## STATED EXERCISE
Without the pictures, copy the entries below word for word.

## RECORDS FOR THE EXERCISE
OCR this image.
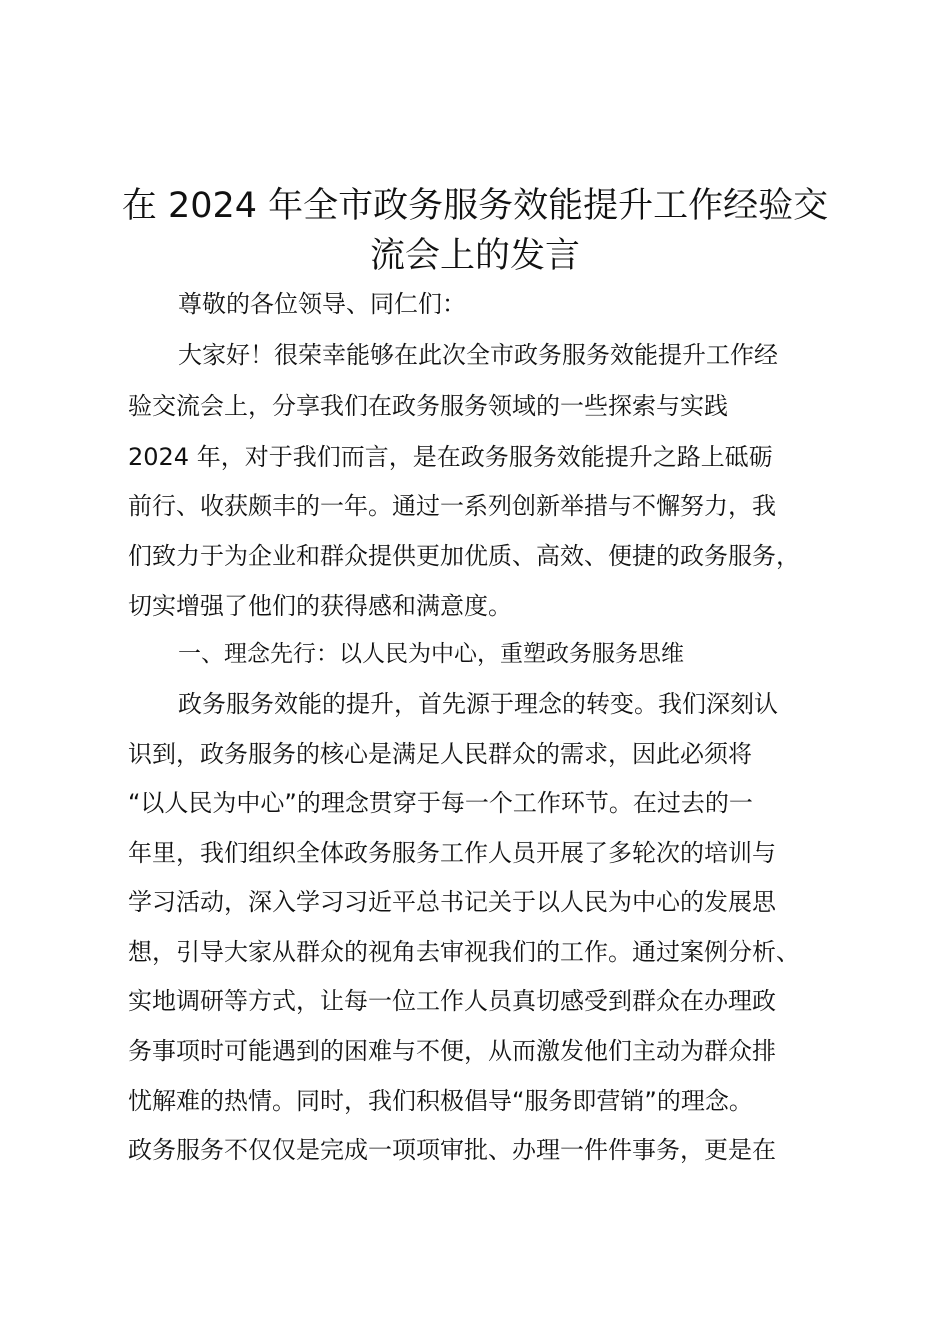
在 2024 年全市政务服务效能提升工作经验交
流会上的发言
尊敬的各位领导、同仁们：
大家好！很荣幸能够在此次全市政务服务效能提升工作经
验交流会上，分享我们在政务服务领域的一些探索与实践
2024 年，对于我们而言，是在政务服务效能提升之路上砥砺
前行、收获颇丰的一年。通过一系列创新举措与不懈努力，我
们致力于为企业和群众提供更加优质、高效、便捷的政务服务，
切实增强了他们的获得感和满意度。
一、理念先行：以人民为中心，重塑政务服务思维
政务服务效能的提升，首先源于理念的转变。我们深刻认
识到，政务服务的核心是满足人民群众的需求，因此必须将
“以人民为中心”的理念贯穿于每一个工作环节。在过去的一
年里，我们组织全体政务服务工作人员开展了多轮次的培训与
学习活动，深入学习习近平总书记关于以人民为中心的发展思
想，引导大家从群众的视角去审视我们的工作。通过案例分析、
实地调研等方式，让每一位工作人员真切感受到群众在办理政
务事项时可能遇到的困难与不便，从而激发他们主动为群众排
忧解难的热情。同时，我们积极倡导“服务即营销”的理念。
政务服务不仅仅是完成一项项审批、办理一件件事务，更是在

## REPLY TO THE EXERCISE
OCR this image.
在 2024 年全市政务服务效能提升工作经验交
流会上的发言
尊敬的各位领导、同仁们：
大家好！很荣幸能够在此次全市政务服务效能提升工作经
验交流会上，分享我们在政务服务领域的一些探索与实践
2024 年，对于我们而言，是在政务服务效能提升之路上砥砺
前行、收获颇丰的一年。通过一系列创新举措与不懈努力，我
们致力于为企业和群众提供更加优质、高效、便捷的政务服务，
切实增强了他们的获得感和满意度。
一、理念先行：以人民为中心，重塑政务服务思维
政务服务效能的提升，首先源于理念的转变。我们深刻认
识到，政务服务的核心是满足人民群众的需求，因此必须将
“以人民为中心”的理念贯穿于每一个工作环节。在过去的一
年里，我们组织全体政务服务工作人员开展了多轮次的培训与
学习活动，深入学习习近平总书记关于以人民为中心的发展思
想，引导大家从群众的视角去审视我们的工作。通过案例分析、
实地调研等方式，让每一位工作人员真切感受到群众在办理政
务事项时可能遇到的困难与不便，从而激发他们主动为群众排
忧解难的热情。同时，我们积极倡导“服务即营销”的理念。
政务服务不仅仅是完成一项项审批、办理一件件事务，更是在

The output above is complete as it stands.